■ **What you should do**
Copy out all the records below, substituting "candle-real-body" for every "candle-body" and changing nothing else. Leave the pictures out.
---- Listing
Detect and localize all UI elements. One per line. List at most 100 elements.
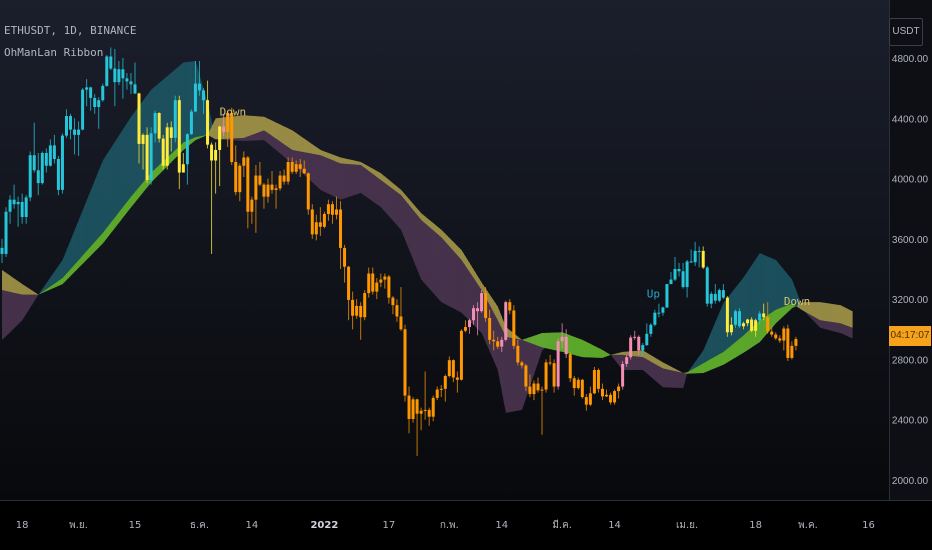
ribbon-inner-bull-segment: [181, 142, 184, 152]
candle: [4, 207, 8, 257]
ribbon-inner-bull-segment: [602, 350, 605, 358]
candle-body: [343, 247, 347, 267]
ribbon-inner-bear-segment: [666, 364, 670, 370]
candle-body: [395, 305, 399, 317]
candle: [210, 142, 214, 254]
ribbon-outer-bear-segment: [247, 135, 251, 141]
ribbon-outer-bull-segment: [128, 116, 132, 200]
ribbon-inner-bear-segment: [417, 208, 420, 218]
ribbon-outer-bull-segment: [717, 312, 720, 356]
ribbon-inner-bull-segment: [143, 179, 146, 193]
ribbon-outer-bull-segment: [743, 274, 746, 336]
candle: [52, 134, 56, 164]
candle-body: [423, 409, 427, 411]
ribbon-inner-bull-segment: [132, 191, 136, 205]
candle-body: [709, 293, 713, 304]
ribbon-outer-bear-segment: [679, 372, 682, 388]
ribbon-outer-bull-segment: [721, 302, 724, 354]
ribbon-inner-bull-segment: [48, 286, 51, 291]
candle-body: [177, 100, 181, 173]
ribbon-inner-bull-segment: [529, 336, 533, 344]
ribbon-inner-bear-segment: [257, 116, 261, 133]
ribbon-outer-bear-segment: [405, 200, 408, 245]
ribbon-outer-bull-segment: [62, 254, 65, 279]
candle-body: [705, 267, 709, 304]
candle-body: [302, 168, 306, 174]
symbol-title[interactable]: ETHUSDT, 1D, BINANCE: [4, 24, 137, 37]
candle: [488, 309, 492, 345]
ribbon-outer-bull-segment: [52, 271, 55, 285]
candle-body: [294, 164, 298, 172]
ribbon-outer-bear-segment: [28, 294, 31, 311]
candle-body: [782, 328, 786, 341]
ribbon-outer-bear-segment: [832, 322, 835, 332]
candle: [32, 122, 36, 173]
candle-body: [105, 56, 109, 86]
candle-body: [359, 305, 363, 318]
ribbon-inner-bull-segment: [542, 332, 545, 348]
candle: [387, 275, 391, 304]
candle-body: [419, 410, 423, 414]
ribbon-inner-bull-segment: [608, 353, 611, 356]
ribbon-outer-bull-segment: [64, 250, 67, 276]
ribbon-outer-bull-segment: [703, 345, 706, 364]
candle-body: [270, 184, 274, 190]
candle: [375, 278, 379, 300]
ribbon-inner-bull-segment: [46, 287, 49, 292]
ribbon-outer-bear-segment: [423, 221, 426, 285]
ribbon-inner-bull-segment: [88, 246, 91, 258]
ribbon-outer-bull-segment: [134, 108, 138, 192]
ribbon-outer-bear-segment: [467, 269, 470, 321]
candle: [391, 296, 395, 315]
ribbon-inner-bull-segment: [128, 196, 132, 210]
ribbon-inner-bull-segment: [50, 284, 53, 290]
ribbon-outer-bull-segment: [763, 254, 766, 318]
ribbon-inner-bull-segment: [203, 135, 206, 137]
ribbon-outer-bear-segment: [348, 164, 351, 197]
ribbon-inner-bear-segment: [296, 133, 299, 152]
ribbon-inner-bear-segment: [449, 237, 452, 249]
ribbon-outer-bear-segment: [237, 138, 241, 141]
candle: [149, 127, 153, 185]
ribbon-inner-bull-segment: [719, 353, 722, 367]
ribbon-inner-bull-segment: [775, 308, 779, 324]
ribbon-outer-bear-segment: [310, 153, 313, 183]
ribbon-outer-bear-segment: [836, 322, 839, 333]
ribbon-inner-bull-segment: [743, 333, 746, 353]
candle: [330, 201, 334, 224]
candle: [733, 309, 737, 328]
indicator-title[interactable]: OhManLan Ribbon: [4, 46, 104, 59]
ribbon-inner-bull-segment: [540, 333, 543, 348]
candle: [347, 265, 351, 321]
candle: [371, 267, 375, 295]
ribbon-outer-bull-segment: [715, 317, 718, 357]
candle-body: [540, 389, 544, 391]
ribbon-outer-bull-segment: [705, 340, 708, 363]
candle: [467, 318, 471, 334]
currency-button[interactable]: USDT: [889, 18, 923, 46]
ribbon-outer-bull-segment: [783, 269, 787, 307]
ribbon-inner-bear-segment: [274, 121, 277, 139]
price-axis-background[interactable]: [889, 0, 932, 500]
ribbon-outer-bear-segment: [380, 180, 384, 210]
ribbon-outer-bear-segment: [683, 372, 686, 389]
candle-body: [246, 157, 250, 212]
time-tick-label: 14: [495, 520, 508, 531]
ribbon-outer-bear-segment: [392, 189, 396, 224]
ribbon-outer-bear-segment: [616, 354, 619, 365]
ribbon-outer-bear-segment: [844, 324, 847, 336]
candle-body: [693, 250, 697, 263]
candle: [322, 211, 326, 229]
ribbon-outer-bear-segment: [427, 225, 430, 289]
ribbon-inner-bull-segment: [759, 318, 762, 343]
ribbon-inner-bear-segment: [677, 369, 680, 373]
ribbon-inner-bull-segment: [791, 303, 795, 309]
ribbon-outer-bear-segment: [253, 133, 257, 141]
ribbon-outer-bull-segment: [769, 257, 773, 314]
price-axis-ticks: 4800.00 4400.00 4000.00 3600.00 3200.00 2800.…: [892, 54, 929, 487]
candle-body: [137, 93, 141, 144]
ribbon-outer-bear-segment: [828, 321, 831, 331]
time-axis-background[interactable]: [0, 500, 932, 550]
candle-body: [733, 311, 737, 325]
--------
■ **Exercise solution**
Detect and localize all UI elements. One per line. List at most 100 elements.
ribbon-inner-bull-segment: [181, 142, 184, 152]
candle: [4, 207, 8, 257]
ribbon-inner-bull-segment: [602, 350, 605, 358]
candle-real-body: [343, 247, 347, 267]
ribbon-inner-bear-segment: [666, 364, 670, 370]
candle-real-body: [395, 305, 399, 317]
candle: [210, 142, 214, 254]
ribbon-outer-bear-segment: [247, 135, 251, 141]
ribbon-outer-bull-segment: [128, 116, 132, 200]
ribbon-inner-bear-segment: [417, 208, 420, 218]
ribbon-outer-bull-segment: [717, 312, 720, 356]
ribbon-inner-bull-segment: [143, 179, 146, 193]
ribbon-outer-bull-segment: [743, 274, 746, 336]
candle: [52, 134, 56, 164]
candle-real-body: [423, 409, 427, 411]
ribbon-inner-bull-segment: [132, 191, 136, 205]
candle-real-body: [709, 293, 713, 304]
ribbon-outer-bear-segment: [679, 372, 682, 388]
ribbon-outer-bull-segment: [721, 302, 724, 354]
ribbon-inner-bull-segment: [48, 286, 51, 291]
candle-real-body: [177, 100, 181, 173]
ribbon-inner-bull-segment: [529, 336, 533, 344]
ribbon-inner-bear-segment: [257, 116, 261, 133]
ribbon-outer-bear-segment: [405, 200, 408, 245]
ribbon-outer-bull-segment: [62, 254, 65, 279]
candle-real-body: [705, 267, 709, 304]
candle-real-body: [302, 168, 306, 174]
symbol-title[interactable]: ETHUSDT, 1D, BINANCE: [4, 24, 137, 37]
candle: [488, 309, 492, 345]
ribbon-outer-bull-segment: [52, 271, 55, 285]
candle-real-body: [294, 164, 298, 172]
ribbon-outer-bear-segment: [28, 294, 31, 311]
candle-real-body: [782, 328, 786, 341]
ribbon-outer-bear-segment: [832, 322, 835, 332]
candle: [32, 122, 36, 173]
candle-real-body: [105, 56, 109, 86]
candle-real-body: [359, 305, 363, 318]
ribbon-inner-bull-segment: [542, 332, 545, 348]
candle: [387, 275, 391, 304]
candle-real-body: [419, 410, 423, 414]
ribbon-inner-bull-segment: [608, 353, 611, 356]
ribbon-outer-bull-segment: [64, 250, 67, 276]
ribbon-outer-bull-segment: [703, 345, 706, 364]
candle-real-body: [270, 184, 274, 190]
candle: [375, 278, 379, 300]
ribbon-inner-bull-segment: [46, 287, 49, 292]
ribbon-outer-bear-segment: [423, 221, 426, 285]
ribbon-inner-bull-segment: [88, 246, 91, 258]
ribbon-outer-bull-segment: [134, 108, 138, 192]
ribbon-outer-bear-segment: [467, 269, 470, 321]
candle: [391, 296, 395, 315]
ribbon-inner-bull-segment: [128, 196, 132, 210]
ribbon-inner-bull-segment: [50, 284, 53, 290]
ribbon-outer-bull-segment: [763, 254, 766, 318]
ribbon-inner-bull-segment: [203, 135, 206, 137]
ribbon-outer-bear-segment: [348, 164, 351, 197]
ribbon-inner-bear-segment: [296, 133, 299, 152]
ribbon-inner-bear-segment: [449, 237, 452, 249]
ribbon-outer-bear-segment: [237, 138, 241, 141]
candle: [149, 127, 153, 185]
ribbon-inner-bull-segment: [719, 353, 722, 367]
ribbon-inner-bull-segment: [775, 308, 779, 324]
ribbon-outer-bear-segment: [310, 153, 313, 183]
ribbon-outer-bear-segment: [836, 322, 839, 333]
ribbon-inner-bull-segment: [743, 333, 746, 353]
candle: [330, 201, 334, 224]
candle: [733, 309, 737, 328]
indicator-title[interactable]: OhManLan Ribbon: [4, 46, 104, 59]
ribbon-inner-bull-segment: [540, 333, 543, 348]
candle: [347, 265, 351, 321]
candle: [371, 267, 375, 295]
ribbon-outer-bull-segment: [715, 317, 718, 357]
candle-real-body: [540, 389, 544, 391]
ribbon-outer-bull-segment: [705, 340, 708, 363]
candle: [467, 318, 471, 334]
currency-button[interactable]: USDT: [889, 18, 923, 46]
ribbon-outer-bull-segment: [783, 269, 787, 307]
ribbon-inner-bear-segment: [274, 121, 277, 139]
price-axis-background[interactable]: [889, 0, 932, 500]
ribbon-outer-bear-segment: [380, 180, 384, 210]
ribbon-outer-bear-segment: [683, 372, 686, 389]
candle-real-body: [246, 157, 250, 212]
time-tick-label: 14: [495, 520, 508, 531]
ribbon-outer-bear-segment: [392, 189, 396, 224]
ribbon-outer-bear-segment: [616, 354, 619, 365]
ribbon-outer-bear-segment: [844, 324, 847, 336]
candle-real-body: [693, 250, 697, 263]
candle: [322, 211, 326, 229]
ribbon-outer-bear-segment: [427, 225, 430, 289]
ribbon-inner-bull-segment: [759, 318, 762, 343]
ribbon-inner-bear-segment: [677, 369, 680, 373]
ribbon-inner-bull-segment: [791, 303, 795, 309]
ribbon-outer-bear-segment: [253, 133, 257, 141]
ribbon-outer-bull-segment: [769, 257, 773, 314]
price-axis-ticks: 4800.00 4400.00 4000.00 3600.00 3200.00 2800.…: [892, 54, 929, 487]
candle-real-body: [137, 93, 141, 144]
ribbon-outer-bear-segment: [828, 321, 831, 331]
time-axis-background[interactable]: [0, 500, 932, 550]
candle-real-body: [733, 311, 737, 325]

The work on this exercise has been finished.